→ Required work: Lines holding the string "points" are the ones to copy; find them all in the data.

--- start Source data ---

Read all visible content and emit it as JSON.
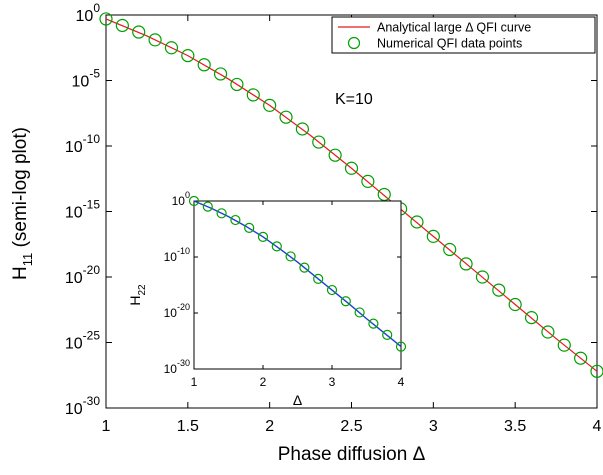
{
  "chart_data": [
    {
      "type": "line",
      "scale_y": "log",
      "xlabel": "Phase diffusion Δ",
      "ylabel_main": "H",
      "ylabel_sub": "11",
      "ylabel_tail": " (semi-log plot)",
      "xlim": [
        1,
        4
      ],
      "ylim_exp": [
        -30,
        0
      ],
      "x_ticks": [
        {
          "value": 1,
          "label": "1"
        },
        {
          "value": 1.5,
          "label": "1.5"
        },
        {
          "value": 2,
          "label": "2"
        },
        {
          "value": 2.5,
          "label": "2.5"
        },
        {
          "value": 3,
          "label": "3"
        },
        {
          "value": 3.5,
          "label": "3.5"
        },
        {
          "value": 4,
          "label": "4"
        }
      ],
      "y_ticks_exp": [
        {
          "value": 0,
          "exp": "0"
        },
        {
          "value": -5,
          "exp": "-5"
        },
        {
          "value": -10,
          "exp": "-10"
        },
        {
          "value": -15,
          "exp": "-15"
        },
        {
          "value": -20,
          "exp": "-20"
        },
        {
          "value": -25,
          "exp": "-25"
        },
        {
          "value": -30,
          "exp": "-30"
        }
      ],
      "annotation": "K=10",
      "legend_position": "top-right",
      "legend": [
        {
          "label": "Analytical large Δ QFI curve",
          "color": "#e8191c",
          "marker": "line"
        },
        {
          "label": "Numerical QFI data points",
          "color": "#00a000",
          "marker": "circle"
        }
      ],
      "series": [
        {
          "name": "Analytical large Δ QFI curve",
          "color": "#e8191c",
          "x": [
            1,
            1.25,
            1.5,
            1.75,
            2,
            2.25,
            2.5,
            2.75,
            3,
            3.25,
            3.5,
            3.75,
            4
          ],
          "y_log10": [
            -0.3,
            -1.6,
            -3.1,
            -4.9,
            -6.9,
            -9.2,
            -11.7,
            -14.3,
            -16.9,
            -19.5,
            -22.1,
            -24.7,
            -27.2
          ]
        },
        {
          "name": "Numerical QFI data points",
          "color": "#00a000",
          "x": [
            1,
            1.1,
            1.2,
            1.3,
            1.4,
            1.5,
            1.6,
            1.7,
            1.8,
            1.9,
            2,
            2.1,
            2.2,
            2.3,
            2.4,
            2.5,
            2.6,
            2.7,
            2.8,
            2.9,
            3,
            3.1,
            3.2,
            3.3,
            3.4,
            3.5,
            3.6,
            3.7,
            3.8,
            3.9,
            4
          ],
          "y_log10": [
            -0.3,
            -0.8,
            -1.3,
            -1.9,
            -2.5,
            -3.1,
            -3.8,
            -4.5,
            -5.3,
            -6.1,
            -6.9,
            -7.8,
            -8.7,
            -9.7,
            -10.7,
            -11.7,
            -12.7,
            -13.7,
            -14.8,
            -15.8,
            -16.9,
            -17.9,
            -19.0,
            -20.0,
            -21.0,
            -22.1,
            -23.1,
            -24.2,
            -25.2,
            -26.2,
            -27.2
          ]
        }
      ]
    },
    {
      "type": "line",
      "scale_y": "log",
      "role": "inset",
      "xlabel": "Δ",
      "ylabel_main": "H",
      "ylabel_sub": "22",
      "xlim": [
        1,
        4
      ],
      "ylim_exp": [
        -30,
        0
      ],
      "x_ticks": [
        {
          "value": 1,
          "label": "1"
        },
        {
          "value": 2,
          "label": "2"
        },
        {
          "value": 3,
          "label": "3"
        },
        {
          "value": 4,
          "label": "4"
        }
      ],
      "y_ticks_exp": [
        {
          "value": 0,
          "exp": "0"
        },
        {
          "value": -10,
          "exp": "-10"
        },
        {
          "value": -20,
          "exp": "-20"
        },
        {
          "value": -30,
          "exp": "-30"
        }
      ],
      "series": [
        {
          "name": "Analytical",
          "color": "#1f3fd6",
          "x": [
            1,
            1.25,
            1.5,
            1.75,
            2,
            2.25,
            2.5,
            2.75,
            3,
            3.25,
            3.5,
            3.75,
            4
          ],
          "y_log10": [
            0,
            -1.3,
            -2.8,
            -4.5,
            -6.4,
            -8.6,
            -10.9,
            -13.4,
            -15.9,
            -18.4,
            -21.0,
            -23.5,
            -26.0
          ]
        },
        {
          "name": "Numerical",
          "color": "#00a000",
          "x": [
            1,
            1.2,
            1.4,
            1.6,
            1.8,
            2,
            2.2,
            2.4,
            2.6,
            2.8,
            3,
            3.2,
            3.4,
            3.6,
            3.8,
            4
          ],
          "y_log10": [
            0,
            -1.0,
            -2.2,
            -3.4,
            -4.8,
            -6.4,
            -8.1,
            -9.9,
            -11.9,
            -13.9,
            -15.9,
            -17.9,
            -19.9,
            -21.9,
            -23.9,
            -26.0
          ]
        }
      ]
    }
  ]
}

--- end Source data ---

→ Answer to the exercise:
          "label": "Numerical QFI data points",
          "name": "Numerical QFI data points",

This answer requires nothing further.